Source extract |
■ ■ ■

Ayria is a platform for developers and modders to create interesting and innovative changes to games through a plugin system. Each plugin should focus on one aspect (e.g. adding an in-game console) so the end-user can select only the mods they want. For the user it can be seen as a search engine for mods which will install them for their games.
We've noticed that a lot of companies these days are starting to crack down on mods. Be it because they infringe on their artistic vision, get more popular than the vanilla version, or just extend the shelf-life of a title when the publisher would rather sell a new game every year. It seems every other month another good mod is shutting down because of threats from publishers, but we aim to change this.
Introducing Ayria - a platform where developers can mod in peace without being bothered. We offer full anonymity for both developers and users to ensure that everyone feels safe. While the users utilize the project a social hub and a client for downloading their favorite mods; our main focus is on the developers who make the magic happen. We provide the systems and infrastructure for free, so the developers can focus on what they love, innovation. All while, Ayria will be fully open source allowing a wider range of developers to contribute to its quality, content and functionality.

■ ■ ■

(Document structure recognition data)

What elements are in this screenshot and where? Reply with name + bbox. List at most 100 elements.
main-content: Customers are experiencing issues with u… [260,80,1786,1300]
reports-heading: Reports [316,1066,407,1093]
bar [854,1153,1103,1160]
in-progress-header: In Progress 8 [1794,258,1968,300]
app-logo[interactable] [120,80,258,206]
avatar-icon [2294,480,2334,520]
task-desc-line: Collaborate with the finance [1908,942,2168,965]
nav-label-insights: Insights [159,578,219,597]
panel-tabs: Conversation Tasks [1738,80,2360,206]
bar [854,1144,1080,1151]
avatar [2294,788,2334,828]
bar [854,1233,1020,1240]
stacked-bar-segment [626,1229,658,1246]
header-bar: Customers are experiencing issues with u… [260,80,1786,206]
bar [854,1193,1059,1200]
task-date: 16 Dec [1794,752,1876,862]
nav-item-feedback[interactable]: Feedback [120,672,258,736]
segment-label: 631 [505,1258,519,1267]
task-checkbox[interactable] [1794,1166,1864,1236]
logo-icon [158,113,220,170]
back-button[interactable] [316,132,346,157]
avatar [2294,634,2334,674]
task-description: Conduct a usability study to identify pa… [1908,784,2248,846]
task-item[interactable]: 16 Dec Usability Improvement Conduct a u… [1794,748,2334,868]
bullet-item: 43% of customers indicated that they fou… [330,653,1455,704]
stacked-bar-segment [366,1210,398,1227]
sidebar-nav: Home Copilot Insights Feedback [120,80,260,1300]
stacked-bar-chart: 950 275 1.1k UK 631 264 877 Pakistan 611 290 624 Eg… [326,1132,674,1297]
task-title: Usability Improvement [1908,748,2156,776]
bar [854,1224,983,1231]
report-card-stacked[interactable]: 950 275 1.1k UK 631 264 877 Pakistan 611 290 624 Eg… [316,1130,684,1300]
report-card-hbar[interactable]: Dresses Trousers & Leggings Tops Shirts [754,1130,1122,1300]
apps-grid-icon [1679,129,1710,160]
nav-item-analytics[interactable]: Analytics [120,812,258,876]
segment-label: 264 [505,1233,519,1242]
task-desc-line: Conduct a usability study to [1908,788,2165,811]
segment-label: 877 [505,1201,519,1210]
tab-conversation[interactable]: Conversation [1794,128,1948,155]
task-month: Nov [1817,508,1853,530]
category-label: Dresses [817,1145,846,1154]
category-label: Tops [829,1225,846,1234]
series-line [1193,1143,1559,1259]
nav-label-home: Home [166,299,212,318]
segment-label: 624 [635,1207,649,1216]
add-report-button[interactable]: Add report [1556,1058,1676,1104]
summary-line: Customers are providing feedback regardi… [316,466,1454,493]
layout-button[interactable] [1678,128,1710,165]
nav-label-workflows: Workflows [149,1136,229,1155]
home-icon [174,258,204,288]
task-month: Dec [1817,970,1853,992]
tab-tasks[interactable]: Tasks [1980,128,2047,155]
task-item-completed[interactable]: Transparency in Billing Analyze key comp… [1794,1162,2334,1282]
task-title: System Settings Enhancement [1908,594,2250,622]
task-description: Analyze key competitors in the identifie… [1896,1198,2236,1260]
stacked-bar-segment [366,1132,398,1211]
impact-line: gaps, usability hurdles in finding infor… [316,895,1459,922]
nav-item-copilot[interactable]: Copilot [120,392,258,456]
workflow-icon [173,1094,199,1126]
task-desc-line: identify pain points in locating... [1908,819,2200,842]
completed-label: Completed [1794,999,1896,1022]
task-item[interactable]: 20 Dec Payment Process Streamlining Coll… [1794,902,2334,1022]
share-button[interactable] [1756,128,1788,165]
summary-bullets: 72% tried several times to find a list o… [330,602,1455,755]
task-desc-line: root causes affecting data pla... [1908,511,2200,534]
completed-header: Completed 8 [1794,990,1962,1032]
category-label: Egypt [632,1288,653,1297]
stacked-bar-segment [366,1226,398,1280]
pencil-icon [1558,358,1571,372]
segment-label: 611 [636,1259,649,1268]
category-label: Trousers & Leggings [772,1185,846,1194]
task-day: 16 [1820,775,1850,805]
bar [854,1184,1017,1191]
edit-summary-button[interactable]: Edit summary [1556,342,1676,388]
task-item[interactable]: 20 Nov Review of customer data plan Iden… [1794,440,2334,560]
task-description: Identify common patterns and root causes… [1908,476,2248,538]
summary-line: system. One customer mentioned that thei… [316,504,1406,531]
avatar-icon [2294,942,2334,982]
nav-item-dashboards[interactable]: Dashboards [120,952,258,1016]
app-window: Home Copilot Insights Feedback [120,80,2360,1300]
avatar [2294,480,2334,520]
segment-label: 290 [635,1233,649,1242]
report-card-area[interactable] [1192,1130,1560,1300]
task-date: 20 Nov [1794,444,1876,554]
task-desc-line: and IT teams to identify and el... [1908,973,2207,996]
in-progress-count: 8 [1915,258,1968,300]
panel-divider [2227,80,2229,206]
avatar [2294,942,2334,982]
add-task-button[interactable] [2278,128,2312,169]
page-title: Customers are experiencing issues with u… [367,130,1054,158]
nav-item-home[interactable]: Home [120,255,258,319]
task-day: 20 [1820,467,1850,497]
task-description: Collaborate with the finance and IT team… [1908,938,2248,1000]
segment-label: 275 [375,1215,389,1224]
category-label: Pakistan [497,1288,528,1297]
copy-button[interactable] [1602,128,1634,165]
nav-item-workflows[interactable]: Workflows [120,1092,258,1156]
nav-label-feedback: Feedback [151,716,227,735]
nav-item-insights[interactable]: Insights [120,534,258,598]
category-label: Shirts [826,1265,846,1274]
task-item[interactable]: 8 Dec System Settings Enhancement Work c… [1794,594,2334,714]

■ ■ ■

Description of the task | List the reasons the Ayria text gives for why companies crack down on mods.

Written response |
- Mods infringe on the companies' artistic vision.
- Mods get more popular than the vanilla version.
- Mods extend the shelf-life of a title when the publisher would rather sell a new game every year.